Check each line of the material below for "contentB". Report how many have it, with no other words.

------------------------------

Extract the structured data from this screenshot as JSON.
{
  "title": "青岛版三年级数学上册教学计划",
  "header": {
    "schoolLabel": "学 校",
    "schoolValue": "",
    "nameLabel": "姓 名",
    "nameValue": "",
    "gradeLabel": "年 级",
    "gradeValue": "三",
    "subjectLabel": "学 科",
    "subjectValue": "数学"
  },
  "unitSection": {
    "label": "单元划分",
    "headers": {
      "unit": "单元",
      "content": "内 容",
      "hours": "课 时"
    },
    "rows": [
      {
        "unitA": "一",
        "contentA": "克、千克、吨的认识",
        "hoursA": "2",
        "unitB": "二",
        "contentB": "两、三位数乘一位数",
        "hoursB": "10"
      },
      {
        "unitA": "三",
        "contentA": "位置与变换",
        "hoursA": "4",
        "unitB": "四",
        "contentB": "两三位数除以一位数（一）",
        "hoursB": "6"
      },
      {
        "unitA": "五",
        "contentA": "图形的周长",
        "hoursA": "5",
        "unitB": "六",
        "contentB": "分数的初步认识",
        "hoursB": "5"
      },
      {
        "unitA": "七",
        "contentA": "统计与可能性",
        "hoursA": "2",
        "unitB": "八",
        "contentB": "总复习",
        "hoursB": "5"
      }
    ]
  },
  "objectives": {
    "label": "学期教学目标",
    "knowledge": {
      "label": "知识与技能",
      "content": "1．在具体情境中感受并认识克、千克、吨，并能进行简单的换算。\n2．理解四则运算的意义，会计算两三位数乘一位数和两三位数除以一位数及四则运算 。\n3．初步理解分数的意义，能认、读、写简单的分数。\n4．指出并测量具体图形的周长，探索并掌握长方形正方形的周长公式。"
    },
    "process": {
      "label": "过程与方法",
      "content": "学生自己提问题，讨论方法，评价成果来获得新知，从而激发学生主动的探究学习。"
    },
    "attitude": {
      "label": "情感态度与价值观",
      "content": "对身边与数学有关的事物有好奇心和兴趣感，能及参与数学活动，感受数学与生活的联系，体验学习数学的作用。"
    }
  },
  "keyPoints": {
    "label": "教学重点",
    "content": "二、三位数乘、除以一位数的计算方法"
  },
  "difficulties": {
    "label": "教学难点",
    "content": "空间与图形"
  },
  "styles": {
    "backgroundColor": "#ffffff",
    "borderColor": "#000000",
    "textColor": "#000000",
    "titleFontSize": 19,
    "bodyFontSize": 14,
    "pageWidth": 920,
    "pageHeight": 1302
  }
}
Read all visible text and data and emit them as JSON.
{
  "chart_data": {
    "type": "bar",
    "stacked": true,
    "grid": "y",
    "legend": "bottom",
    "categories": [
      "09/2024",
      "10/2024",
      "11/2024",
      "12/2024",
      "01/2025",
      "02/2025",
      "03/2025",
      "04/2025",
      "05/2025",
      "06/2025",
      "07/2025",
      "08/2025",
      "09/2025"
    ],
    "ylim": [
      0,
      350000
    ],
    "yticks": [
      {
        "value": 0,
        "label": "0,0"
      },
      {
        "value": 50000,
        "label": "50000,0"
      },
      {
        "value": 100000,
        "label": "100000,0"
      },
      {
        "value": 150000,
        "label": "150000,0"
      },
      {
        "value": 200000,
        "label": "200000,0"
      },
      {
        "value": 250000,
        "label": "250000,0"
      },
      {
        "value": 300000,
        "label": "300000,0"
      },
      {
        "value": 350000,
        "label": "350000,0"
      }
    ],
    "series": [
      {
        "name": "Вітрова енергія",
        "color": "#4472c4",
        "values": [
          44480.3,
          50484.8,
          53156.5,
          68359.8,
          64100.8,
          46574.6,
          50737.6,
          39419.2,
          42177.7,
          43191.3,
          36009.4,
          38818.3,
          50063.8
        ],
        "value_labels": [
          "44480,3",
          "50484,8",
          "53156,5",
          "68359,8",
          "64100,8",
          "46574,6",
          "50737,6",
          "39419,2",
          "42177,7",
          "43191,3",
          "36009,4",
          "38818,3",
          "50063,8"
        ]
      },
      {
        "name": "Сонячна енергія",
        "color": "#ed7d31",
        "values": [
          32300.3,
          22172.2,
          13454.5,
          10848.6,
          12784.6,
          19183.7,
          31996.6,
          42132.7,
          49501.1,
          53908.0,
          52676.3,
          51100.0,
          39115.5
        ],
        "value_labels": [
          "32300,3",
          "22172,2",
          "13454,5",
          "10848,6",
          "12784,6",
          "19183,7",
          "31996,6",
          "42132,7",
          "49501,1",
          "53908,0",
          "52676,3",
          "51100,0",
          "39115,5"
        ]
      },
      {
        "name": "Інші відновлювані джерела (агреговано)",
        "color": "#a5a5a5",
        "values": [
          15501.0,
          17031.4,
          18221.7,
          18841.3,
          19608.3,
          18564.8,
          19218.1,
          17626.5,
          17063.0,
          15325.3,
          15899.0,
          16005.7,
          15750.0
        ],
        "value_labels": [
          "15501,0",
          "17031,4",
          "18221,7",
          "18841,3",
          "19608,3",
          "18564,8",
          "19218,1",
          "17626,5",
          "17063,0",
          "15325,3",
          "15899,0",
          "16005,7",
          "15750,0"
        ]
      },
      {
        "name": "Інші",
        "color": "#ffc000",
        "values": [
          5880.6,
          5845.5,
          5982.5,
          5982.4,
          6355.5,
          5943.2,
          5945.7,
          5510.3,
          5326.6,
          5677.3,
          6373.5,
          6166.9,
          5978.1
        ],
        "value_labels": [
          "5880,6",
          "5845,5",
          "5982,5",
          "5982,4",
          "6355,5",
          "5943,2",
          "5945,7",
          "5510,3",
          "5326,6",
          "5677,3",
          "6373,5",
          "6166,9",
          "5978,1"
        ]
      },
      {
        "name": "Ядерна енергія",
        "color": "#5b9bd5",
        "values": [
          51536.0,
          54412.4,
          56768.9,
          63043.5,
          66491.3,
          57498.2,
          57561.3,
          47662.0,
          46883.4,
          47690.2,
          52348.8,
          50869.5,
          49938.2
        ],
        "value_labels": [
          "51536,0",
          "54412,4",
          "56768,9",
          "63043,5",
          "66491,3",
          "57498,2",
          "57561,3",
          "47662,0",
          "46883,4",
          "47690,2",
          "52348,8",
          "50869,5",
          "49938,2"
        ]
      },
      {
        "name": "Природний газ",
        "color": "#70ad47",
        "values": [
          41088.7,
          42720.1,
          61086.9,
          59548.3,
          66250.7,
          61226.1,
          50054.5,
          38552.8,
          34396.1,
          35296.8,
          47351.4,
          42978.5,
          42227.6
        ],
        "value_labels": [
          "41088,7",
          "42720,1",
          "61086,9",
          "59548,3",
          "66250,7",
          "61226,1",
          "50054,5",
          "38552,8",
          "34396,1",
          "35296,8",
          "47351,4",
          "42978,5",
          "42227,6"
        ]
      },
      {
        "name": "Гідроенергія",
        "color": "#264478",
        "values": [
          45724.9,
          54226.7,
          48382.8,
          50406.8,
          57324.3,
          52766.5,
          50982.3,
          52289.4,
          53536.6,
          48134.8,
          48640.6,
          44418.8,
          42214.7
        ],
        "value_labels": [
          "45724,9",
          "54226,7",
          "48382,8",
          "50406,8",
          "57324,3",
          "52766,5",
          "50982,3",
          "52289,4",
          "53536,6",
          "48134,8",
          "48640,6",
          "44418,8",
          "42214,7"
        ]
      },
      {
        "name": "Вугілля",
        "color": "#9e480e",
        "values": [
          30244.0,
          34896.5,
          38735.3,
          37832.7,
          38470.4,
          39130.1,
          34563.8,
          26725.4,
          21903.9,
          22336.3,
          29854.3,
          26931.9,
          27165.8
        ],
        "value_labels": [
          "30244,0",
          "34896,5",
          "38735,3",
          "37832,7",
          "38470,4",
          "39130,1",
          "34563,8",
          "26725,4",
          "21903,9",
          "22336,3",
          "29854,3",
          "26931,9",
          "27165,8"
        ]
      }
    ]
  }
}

------------------------------

**Solution:** 4